**Exercise instructions**
All of the material below is to be repeated exactly.

[start]

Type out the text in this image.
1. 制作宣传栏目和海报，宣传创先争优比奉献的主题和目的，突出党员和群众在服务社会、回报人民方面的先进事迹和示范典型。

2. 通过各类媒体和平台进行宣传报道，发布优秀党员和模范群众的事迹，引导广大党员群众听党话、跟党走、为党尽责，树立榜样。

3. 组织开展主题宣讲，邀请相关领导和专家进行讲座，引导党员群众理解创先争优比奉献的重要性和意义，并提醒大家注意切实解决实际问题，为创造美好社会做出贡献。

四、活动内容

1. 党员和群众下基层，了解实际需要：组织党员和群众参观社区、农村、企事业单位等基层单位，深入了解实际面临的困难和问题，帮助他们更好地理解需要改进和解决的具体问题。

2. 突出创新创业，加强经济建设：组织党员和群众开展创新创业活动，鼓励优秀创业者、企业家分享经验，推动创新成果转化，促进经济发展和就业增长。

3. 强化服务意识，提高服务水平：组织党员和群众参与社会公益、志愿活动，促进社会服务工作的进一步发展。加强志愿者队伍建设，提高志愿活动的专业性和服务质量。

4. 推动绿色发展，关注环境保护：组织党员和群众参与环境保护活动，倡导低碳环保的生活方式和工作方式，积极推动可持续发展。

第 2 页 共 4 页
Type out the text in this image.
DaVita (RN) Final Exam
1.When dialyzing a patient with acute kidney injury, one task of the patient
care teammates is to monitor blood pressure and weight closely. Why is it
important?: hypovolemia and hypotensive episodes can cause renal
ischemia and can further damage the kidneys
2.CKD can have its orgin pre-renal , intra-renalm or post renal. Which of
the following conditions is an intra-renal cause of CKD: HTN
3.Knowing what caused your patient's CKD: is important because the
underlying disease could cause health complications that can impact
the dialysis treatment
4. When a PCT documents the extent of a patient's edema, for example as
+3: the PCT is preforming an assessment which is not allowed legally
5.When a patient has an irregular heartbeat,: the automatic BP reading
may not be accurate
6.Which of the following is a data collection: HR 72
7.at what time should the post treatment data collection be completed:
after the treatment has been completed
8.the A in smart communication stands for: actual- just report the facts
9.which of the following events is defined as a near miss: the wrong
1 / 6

[end]

**Output**
Type out the text in this image.
1. 制作宣传栏目和海报，宣传创先争优比奉献的主题和目的，突出党员和群众在服务社会、回报人民方面的先进事迹和示范典型。

2. 通过各类媒体和平台进行宣传报道，发布优秀党员和模范群众的事迹，引导广大党员群众听党话、跟党走、为党尽责，树立榜样。

3. 组织开展主题宣讲，邀请相关领导和专家进行讲座，引导党员群众理解创先争优比奉献的重要性和意义，并提醒大家注意切实解决实际问题，为创造美好社会做出贡献。

四、活动内容

1. 党员和群众下基层，了解实际需要：组织党员和群众参观社区、农村、企事业单位等基层单位，深入了解实际面临的困难和问题，帮助他们更好地理解需要改进和解决的具体问题。

2. 突出创新创业，加强经济建设：组织党员和群众开展创新创业活动，鼓励优秀创业者、企业家分享经验，推动创新成果转化，促进经济发展和就业增长。

3. 强化服务意识，提高服务水平：组织党员和群众参与社会公益、志愿活动，促进社会服务工作的进一步发展。加强志愿者队伍建设，提高志愿活动的专业性和服务质量。

4. 推动绿色发展，关注环境保护：组织党员和群众参与环境保护活动，倡导低碳环保的生活方式和工作方式，积极推动可持续发展。

第 2 页 共 4 页
Type out the text in this image.
DaVita (RN) Final Exam
1.When dialyzing a patient with acute kidney injury, one task of the patient
care teammates is to monitor blood pressure and weight closely. Why is it
important?: hypovolemia and hypotensive episodes can cause renal
ischemia and can further damage the kidneys
2.CKD can have its orgin pre-renal , intra-renalm or post renal. Which of
the following conditions is an intra-renal cause of CKD: HTN
3.Knowing what caused your patient's CKD: is important because the
underlying disease could cause health complications that can impact
the dialysis treatment
4. When a PCT documents the extent of a patient's edema, for example as
+3: the PCT is preforming an assessment which is not allowed legally
5.When a patient has an irregular heartbeat,: the automatic BP reading
may not be accurate
6.Which of the following is a data collection: HR 72
7.at what time should the post treatment data collection be completed:
after the treatment has been completed
8.the A in smart communication stands for: actual- just report the facts
9.which of the following events is defined as a near miss: the wrong
1 / 6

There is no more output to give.